## WHAT THE EXERCISE ASKS
Write out the listing beneath this instruction in its entirety, exactly as it reads.

## SUPPLIED MATERIAL
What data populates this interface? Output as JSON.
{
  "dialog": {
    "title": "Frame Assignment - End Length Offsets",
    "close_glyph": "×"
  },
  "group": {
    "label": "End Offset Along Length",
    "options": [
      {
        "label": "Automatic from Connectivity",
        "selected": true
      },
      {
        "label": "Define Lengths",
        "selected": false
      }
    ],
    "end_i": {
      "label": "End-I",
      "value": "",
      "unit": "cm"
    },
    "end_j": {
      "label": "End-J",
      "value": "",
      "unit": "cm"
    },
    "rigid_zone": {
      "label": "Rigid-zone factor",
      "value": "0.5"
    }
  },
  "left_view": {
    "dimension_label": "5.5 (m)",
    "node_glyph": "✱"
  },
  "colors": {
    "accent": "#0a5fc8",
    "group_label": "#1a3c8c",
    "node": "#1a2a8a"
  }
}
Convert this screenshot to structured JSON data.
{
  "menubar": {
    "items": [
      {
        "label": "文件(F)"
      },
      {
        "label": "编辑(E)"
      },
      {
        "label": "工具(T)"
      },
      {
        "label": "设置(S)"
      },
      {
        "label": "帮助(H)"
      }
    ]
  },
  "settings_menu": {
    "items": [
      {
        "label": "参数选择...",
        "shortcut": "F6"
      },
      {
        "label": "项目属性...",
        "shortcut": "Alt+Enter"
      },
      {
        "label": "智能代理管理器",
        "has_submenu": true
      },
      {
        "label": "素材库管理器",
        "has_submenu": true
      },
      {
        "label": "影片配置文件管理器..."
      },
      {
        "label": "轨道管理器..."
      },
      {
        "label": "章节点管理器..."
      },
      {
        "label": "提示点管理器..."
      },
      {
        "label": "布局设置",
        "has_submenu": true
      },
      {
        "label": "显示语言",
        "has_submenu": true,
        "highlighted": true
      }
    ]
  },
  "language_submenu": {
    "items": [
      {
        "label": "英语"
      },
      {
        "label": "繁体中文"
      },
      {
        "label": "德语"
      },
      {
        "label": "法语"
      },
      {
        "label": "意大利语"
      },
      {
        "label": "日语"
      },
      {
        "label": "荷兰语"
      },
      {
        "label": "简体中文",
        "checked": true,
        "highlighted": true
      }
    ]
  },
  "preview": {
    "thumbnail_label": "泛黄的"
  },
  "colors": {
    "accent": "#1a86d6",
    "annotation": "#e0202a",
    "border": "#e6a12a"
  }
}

## THE ANSWER
What data populates this interface? Output as JSON.
{
  "dialog": {
    "title": "Frame Assignment - End Length Offsets",
    "close_glyph": "×"
  },
  "group": {
    "label": "End Offset Along Length",
    "options": [
      {
        "label": "Automatic from Connectivity",
        "selected": true
      },
      {
        "label": "Define Lengths",
        "selected": false
      }
    ],
    "end_i": {
      "label": "End-I",
      "value": "",
      "unit": "cm"
    },
    "end_j": {
      "label": "End-J",
      "value": "",
      "unit": "cm"
    },
    "rigid_zone": {
      "label": "Rigid-zone factor",
      "value": "0.5"
    }
  },
  "left_view": {
    "dimension_label": "5.5 (m)",
    "node_glyph": "✱"
  },
  "colors": {
    "accent": "#0a5fc8",
    "group_label": "#1a3c8c",
    "node": "#1a2a8a"
  }
}
Convert this screenshot to structured JSON data.
{
  "menubar": {
    "items": [
      {
        "label": "文件(F)"
      },
      {
        "label": "编辑(E)"
      },
      {
        "label": "工具(T)"
      },
      {
        "label": "设置(S)"
      },
      {
        "label": "帮助(H)"
      }
    ]
  },
  "settings_menu": {
    "items": [
      {
        "label": "参数选择...",
        "shortcut": "F6"
      },
      {
        "label": "项目属性...",
        "shortcut": "Alt+Enter"
      },
      {
        "label": "智能代理管理器",
        "has_submenu": true
      },
      {
        "label": "素材库管理器",
        "has_submenu": true
      },
      {
        "label": "影片配置文件管理器..."
      },
      {
        "label": "轨道管理器..."
      },
      {
        "label": "章节点管理器..."
      },
      {
        "label": "提示点管理器..."
      },
      {
        "label": "布局设置",
        "has_submenu": true
      },
      {
        "label": "显示语言",
        "has_submenu": true,
        "highlighted": true
      }
    ]
  },
  "language_submenu": {
    "items": [
      {
        "label": "英语"
      },
      {
        "label": "繁体中文"
      },
      {
        "label": "德语"
      },
      {
        "label": "法语"
      },
      {
        "label": "意大利语"
      },
      {
        "label": "日语"
      },
      {
        "label": "荷兰语"
      },
      {
        "label": "简体中文",
        "checked": true,
        "highlighted": true
      }
    ]
  },
  "preview": {
    "thumbnail_label": "泛黄的"
  },
  "colors": {
    "accent": "#1a86d6",
    "annotation": "#e0202a",
    "border": "#e6a12a"
  }
}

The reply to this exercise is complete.